• **Problem details**:
Transcribe every entry below word for word, but skip the pictures.

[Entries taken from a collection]

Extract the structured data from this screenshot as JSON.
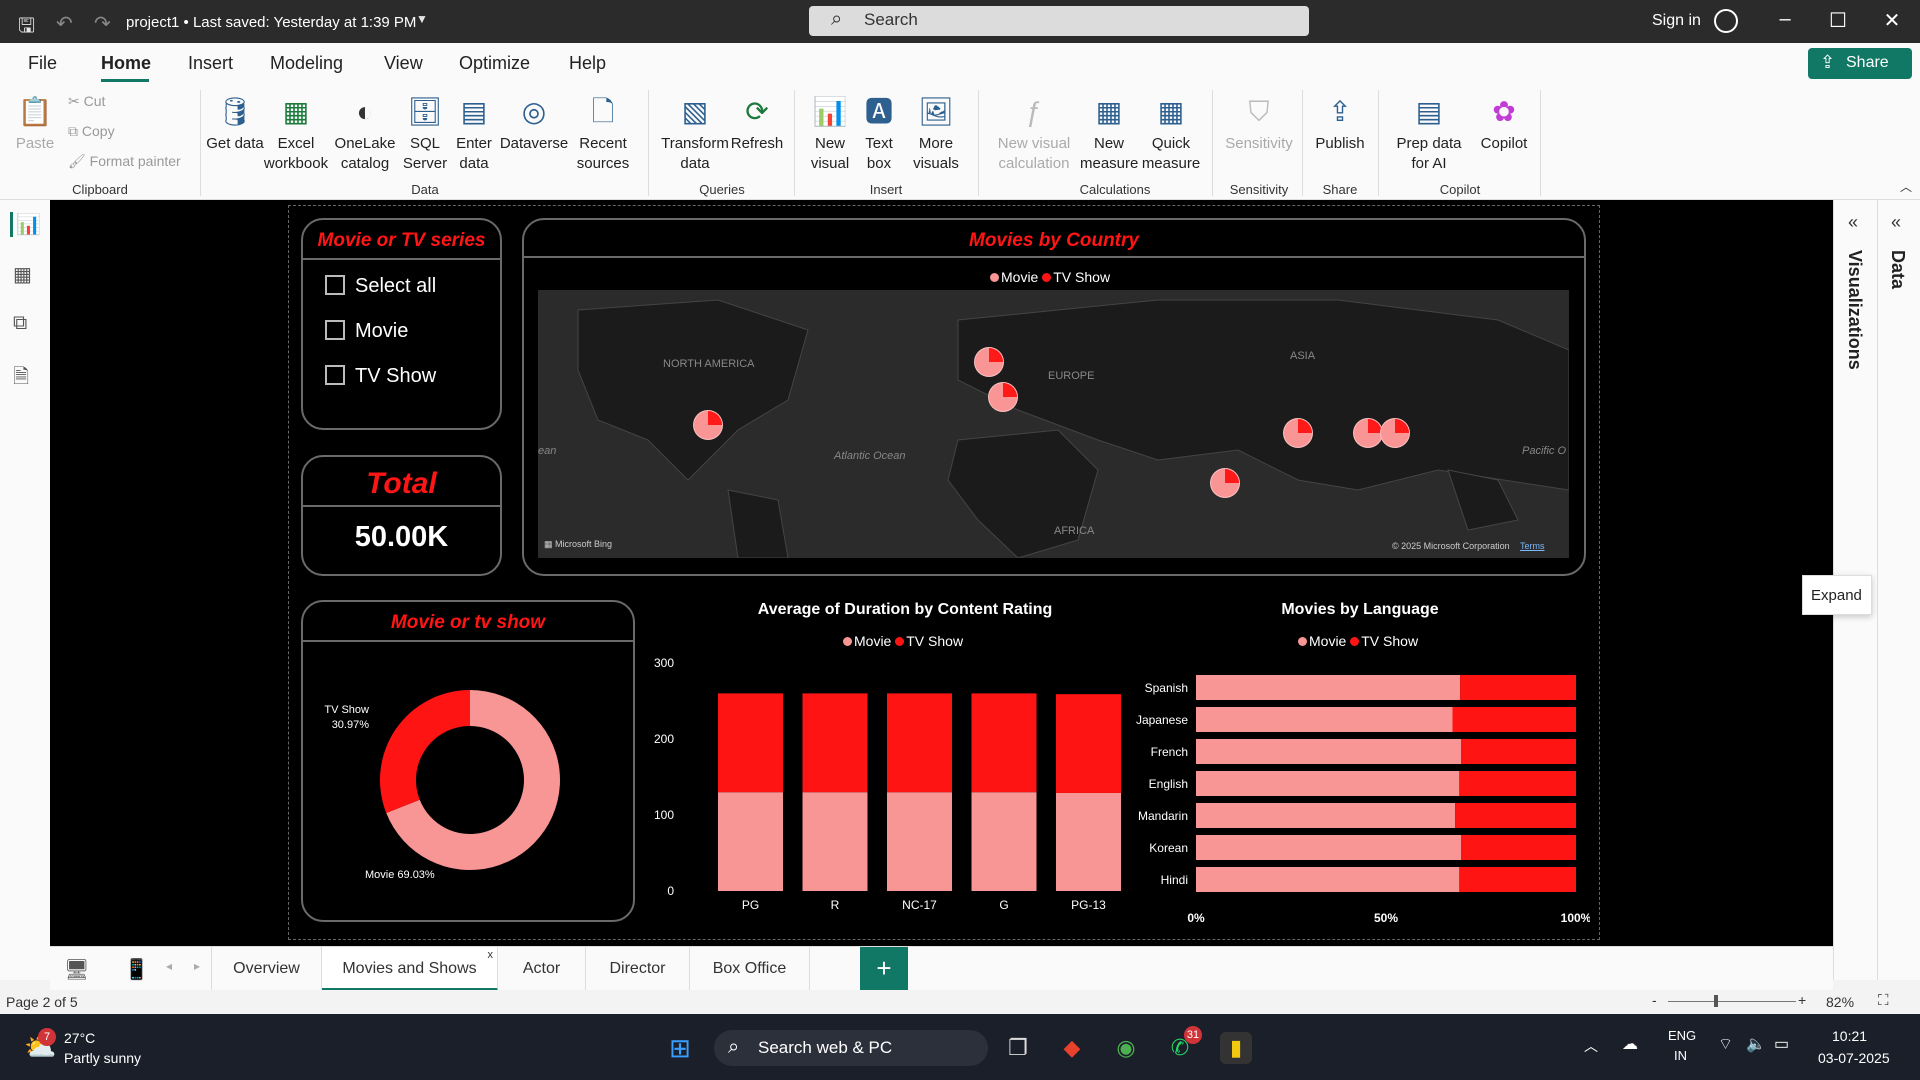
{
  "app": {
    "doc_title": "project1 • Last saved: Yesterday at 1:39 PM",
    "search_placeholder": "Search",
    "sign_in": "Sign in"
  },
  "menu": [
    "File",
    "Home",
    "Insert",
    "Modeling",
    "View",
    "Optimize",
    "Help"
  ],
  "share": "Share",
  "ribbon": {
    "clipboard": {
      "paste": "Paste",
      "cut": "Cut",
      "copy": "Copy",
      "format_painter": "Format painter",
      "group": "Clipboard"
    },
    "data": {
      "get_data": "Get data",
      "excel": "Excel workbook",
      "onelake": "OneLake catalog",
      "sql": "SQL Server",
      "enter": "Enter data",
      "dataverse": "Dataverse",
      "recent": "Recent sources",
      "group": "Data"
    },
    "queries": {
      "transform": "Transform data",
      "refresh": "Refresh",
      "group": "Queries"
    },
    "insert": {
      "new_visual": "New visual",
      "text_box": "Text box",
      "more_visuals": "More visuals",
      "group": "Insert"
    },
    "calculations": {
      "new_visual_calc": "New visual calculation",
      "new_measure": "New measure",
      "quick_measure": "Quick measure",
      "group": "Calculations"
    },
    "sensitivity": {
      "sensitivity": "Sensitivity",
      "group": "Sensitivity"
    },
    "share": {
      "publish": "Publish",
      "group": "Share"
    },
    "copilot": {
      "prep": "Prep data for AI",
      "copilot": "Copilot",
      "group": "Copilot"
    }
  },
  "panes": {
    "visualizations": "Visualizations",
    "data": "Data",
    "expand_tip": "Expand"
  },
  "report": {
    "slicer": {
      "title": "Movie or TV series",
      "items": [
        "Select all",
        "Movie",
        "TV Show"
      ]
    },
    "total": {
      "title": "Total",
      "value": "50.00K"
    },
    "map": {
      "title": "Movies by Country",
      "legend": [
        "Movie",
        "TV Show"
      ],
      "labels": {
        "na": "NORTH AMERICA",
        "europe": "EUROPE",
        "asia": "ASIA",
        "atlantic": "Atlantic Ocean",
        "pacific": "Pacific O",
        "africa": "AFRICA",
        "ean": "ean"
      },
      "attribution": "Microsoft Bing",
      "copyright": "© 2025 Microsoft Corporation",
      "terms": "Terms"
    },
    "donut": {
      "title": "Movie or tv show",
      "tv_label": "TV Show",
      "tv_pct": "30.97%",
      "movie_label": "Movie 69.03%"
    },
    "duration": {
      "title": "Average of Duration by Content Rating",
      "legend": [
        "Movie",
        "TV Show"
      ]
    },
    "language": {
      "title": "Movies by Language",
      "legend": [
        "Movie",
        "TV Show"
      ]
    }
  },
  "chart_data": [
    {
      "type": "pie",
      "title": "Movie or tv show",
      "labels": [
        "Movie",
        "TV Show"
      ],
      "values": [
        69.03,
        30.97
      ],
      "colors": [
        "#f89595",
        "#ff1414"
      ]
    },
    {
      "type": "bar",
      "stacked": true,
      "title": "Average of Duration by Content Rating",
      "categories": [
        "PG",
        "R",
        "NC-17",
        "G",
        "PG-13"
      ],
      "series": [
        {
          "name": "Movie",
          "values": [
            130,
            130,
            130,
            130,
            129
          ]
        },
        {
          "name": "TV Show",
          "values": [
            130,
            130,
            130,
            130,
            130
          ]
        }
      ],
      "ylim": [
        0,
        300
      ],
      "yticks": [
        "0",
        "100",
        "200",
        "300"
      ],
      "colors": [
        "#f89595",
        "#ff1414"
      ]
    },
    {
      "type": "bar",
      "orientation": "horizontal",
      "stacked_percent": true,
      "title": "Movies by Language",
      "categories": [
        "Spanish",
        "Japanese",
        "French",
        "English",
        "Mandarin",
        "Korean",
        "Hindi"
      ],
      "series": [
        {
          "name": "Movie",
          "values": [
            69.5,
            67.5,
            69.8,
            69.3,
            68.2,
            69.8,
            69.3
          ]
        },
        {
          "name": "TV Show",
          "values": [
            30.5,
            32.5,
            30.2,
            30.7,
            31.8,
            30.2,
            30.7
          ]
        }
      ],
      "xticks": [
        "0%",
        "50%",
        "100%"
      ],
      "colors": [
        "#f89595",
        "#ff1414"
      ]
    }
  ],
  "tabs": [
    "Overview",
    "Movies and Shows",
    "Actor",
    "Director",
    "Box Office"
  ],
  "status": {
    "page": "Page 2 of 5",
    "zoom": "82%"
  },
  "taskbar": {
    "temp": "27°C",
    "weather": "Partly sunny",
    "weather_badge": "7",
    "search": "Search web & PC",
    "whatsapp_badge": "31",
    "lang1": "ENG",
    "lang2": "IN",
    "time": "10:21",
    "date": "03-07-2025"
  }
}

• **Response below**:
Extract the structured data from this screenshot as JSON.
{
  "app": {
    "doc_title": "project1 • Last saved: Yesterday at 1:39 PM",
    "search_placeholder": "Search",
    "sign_in": "Sign in"
  },
  "menu": [
    "File",
    "Home",
    "Insert",
    "Modeling",
    "View",
    "Optimize",
    "Help"
  ],
  "share": "Share",
  "ribbon": {
    "clipboard": {
      "paste": "Paste",
      "cut": "Cut",
      "copy": "Copy",
      "format_painter": "Format painter",
      "group": "Clipboard"
    },
    "data": {
      "get_data": "Get data",
      "excel": "Excel workbook",
      "onelake": "OneLake catalog",
      "sql": "SQL Server",
      "enter": "Enter data",
      "dataverse": "Dataverse",
      "recent": "Recent sources",
      "group": "Data"
    },
    "queries": {
      "transform": "Transform data",
      "refresh": "Refresh",
      "group": "Queries"
    },
    "insert": {
      "new_visual": "New visual",
      "text_box": "Text box",
      "more_visuals": "More visuals",
      "group": "Insert"
    },
    "calculations": {
      "new_visual_calc": "New visual calculation",
      "new_measure": "New measure",
      "quick_measure": "Quick measure",
      "group": "Calculations"
    },
    "sensitivity": {
      "sensitivity": "Sensitivity",
      "group": "Sensitivity"
    },
    "share": {
      "publish": "Publish",
      "group": "Share"
    },
    "copilot": {
      "prep": "Prep data for AI",
      "copilot": "Copilot",
      "group": "Copilot"
    }
  },
  "panes": {
    "visualizations": "Visualizations",
    "data": "Data",
    "expand_tip": "Expand"
  },
  "report": {
    "slicer": {
      "title": "Movie or TV series",
      "items": [
        "Select all",
        "Movie",
        "TV Show"
      ]
    },
    "total": {
      "title": "Total",
      "value": "50.00K"
    },
    "map": {
      "title": "Movies by Country",
      "legend": [
        "Movie",
        "TV Show"
      ],
      "labels": {
        "na": "NORTH AMERICA",
        "europe": "EUROPE",
        "asia": "ASIA",
        "atlantic": "Atlantic Ocean",
        "pacific": "Pacific O",
        "africa": "AFRICA",
        "ean": "ean"
      },
      "attribution": "Microsoft Bing",
      "copyright": "© 2025 Microsoft Corporation",
      "terms": "Terms"
    },
    "donut": {
      "title": "Movie or tv show",
      "tv_label": "TV Show",
      "tv_pct": "30.97%",
      "movie_label": "Movie 69.03%"
    },
    "duration": {
      "title": "Average of Duration by Content Rating",
      "legend": [
        "Movie",
        "TV Show"
      ]
    },
    "language": {
      "title": "Movies by Language",
      "legend": [
        "Movie",
        "TV Show"
      ]
    }
  },
  "chart_data": [
    {
      "type": "pie",
      "title": "Movie or tv show",
      "labels": [
        "Movie",
        "TV Show"
      ],
      "values": [
        69.03,
        30.97
      ],
      "colors": [
        "#f89595",
        "#ff1414"
      ]
    },
    {
      "type": "bar",
      "stacked": true,
      "title": "Average of Duration by Content Rating",
      "categories": [
        "PG",
        "R",
        "NC-17",
        "G",
        "PG-13"
      ],
      "series": [
        {
          "name": "Movie",
          "values": [
            130,
            130,
            130,
            130,
            129
          ]
        },
        {
          "name": "TV Show",
          "values": [
            130,
            130,
            130,
            130,
            130
          ]
        }
      ],
      "ylim": [
        0,
        300
      ],
      "yticks": [
        "0",
        "100",
        "200",
        "300"
      ],
      "colors": [
        "#f89595",
        "#ff1414"
      ]
    },
    {
      "type": "bar",
      "orientation": "horizontal",
      "stacked_percent": true,
      "title": "Movies by Language",
      "categories": [
        "Spanish",
        "Japanese",
        "French",
        "English",
        "Mandarin",
        "Korean",
        "Hindi"
      ],
      "series": [
        {
          "name": "Movie",
          "values": [
            69.5,
            67.5,
            69.8,
            69.3,
            68.2,
            69.8,
            69.3
          ]
        },
        {
          "name": "TV Show",
          "values": [
            30.5,
            32.5,
            30.2,
            30.7,
            31.8,
            30.2,
            30.7
          ]
        }
      ],
      "xticks": [
        "0%",
        "50%",
        "100%"
      ],
      "colors": [
        "#f89595",
        "#ff1414"
      ]
    }
  ],
  "tabs": [
    "Overview",
    "Movies and Shows",
    "Actor",
    "Director",
    "Box Office"
  ],
  "status": {
    "page": "Page 2 of 5",
    "zoom": "82%"
  },
  "taskbar": {
    "temp": "27°C",
    "weather": "Partly sunny",
    "weather_badge": "7",
    "search": "Search web & PC",
    "whatsapp_badge": "31",
    "lang1": "ENG",
    "lang2": "IN",
    "time": "10:21",
    "date": "03-07-2025"
  }
}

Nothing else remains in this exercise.